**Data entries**
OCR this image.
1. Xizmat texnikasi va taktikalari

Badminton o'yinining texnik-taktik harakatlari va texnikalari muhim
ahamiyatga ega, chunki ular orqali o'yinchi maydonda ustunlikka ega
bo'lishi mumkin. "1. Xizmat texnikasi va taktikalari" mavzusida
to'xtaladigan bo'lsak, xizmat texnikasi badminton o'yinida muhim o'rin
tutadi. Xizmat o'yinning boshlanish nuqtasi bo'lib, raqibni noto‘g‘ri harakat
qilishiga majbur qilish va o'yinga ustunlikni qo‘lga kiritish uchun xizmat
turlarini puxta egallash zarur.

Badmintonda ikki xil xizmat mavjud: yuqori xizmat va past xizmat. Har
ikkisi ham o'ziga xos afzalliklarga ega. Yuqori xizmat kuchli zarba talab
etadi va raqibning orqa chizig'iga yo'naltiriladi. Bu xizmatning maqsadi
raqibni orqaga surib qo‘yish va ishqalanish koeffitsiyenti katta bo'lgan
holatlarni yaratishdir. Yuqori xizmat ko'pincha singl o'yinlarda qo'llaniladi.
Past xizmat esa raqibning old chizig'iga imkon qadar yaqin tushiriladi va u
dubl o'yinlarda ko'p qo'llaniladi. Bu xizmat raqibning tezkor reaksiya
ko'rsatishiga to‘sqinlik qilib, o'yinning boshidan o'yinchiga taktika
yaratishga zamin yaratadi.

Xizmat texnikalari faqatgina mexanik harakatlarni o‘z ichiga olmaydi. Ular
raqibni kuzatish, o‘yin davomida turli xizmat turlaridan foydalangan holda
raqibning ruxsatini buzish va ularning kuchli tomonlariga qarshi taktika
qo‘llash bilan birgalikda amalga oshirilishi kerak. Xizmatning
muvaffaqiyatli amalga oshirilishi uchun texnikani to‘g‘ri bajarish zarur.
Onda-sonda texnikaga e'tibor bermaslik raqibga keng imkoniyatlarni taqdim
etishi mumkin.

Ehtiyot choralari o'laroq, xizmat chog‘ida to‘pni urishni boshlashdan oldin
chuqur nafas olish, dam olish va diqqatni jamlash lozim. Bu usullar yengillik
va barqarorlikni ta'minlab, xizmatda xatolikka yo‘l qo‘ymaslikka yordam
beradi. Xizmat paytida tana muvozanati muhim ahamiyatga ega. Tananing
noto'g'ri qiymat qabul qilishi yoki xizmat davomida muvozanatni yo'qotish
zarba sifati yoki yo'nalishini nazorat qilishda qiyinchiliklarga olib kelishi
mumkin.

**Written request**
Give back the whole listing exactly as it reads.

**Answer in full**
OCR this image.
1. Xizmat texnikasi va taktikalari

Badminton o'yinining texnik-taktik harakatlari va texnikalari muhim
ahamiyatga ega, chunki ular orqali o'yinchi maydonda ustunlikka ega
bo'lishi mumkin. "1. Xizmat texnikasi va taktikalari" mavzusida
to'xtaladigan bo'lsak, xizmat texnikasi badminton o'yinida muhim o'rin
tutadi. Xizmat o'yinning boshlanish nuqtasi bo'lib, raqibni noto‘g‘ri harakat
qilishiga majbur qilish va o'yinga ustunlikni qo‘lga kiritish uchun xizmat
turlarini puxta egallash zarur.

Badmintonda ikki xil xizmat mavjud: yuqori xizmat va past xizmat. Har
ikkisi ham o'ziga xos afzalliklarga ega. Yuqori xizmat kuchli zarba talab
etadi va raqibning orqa chizig'iga yo'naltiriladi. Bu xizmatning maqsadi
raqibni orqaga surib qo‘yish va ishqalanish koeffitsiyenti katta bo'lgan
holatlarni yaratishdir. Yuqori xizmat ko'pincha singl o'yinlarda qo'llaniladi.
Past xizmat esa raqibning old chizig'iga imkon qadar yaqin tushiriladi va u
dubl o'yinlarda ko'p qo'llaniladi. Bu xizmat raqibning tezkor reaksiya
ko'rsatishiga to‘sqinlik qilib, o'yinning boshidan o'yinchiga taktika
yaratishga zamin yaratadi.

Xizmat texnikalari faqatgina mexanik harakatlarni o‘z ichiga olmaydi. Ular
raqibni kuzatish, o‘yin davomida turli xizmat turlaridan foydalangan holda
raqibning ruxsatini buzish va ularning kuchli tomonlariga qarshi taktika
qo‘llash bilan birgalikda amalga oshirilishi kerak. Xizmatning
muvaffaqiyatli amalga oshirilishi uchun texnikani to‘g‘ri bajarish zarur.
Onda-sonda texnikaga e'tibor bermaslik raqibga keng imkoniyatlarni taqdim
etishi mumkin.

Ehtiyot choralari o'laroq, xizmat chog‘ida to‘pni urishni boshlashdan oldin
chuqur nafas olish, dam olish va diqqatni jamlash lozim. Bu usullar yengillik
va barqarorlikni ta'minlab, xizmatda xatolikka yo‘l qo‘ymaslikka yordam
beradi. Xizmat paytida tana muvozanati muhim ahamiyatga ega. Tananing
noto'g'ri qiymat qabul qilishi yoki xizmat davomida muvozanatni yo'qotish
zarba sifati yoki yo'nalishini nazorat qilishda qiyinchiliklarga olib kelishi
mumkin.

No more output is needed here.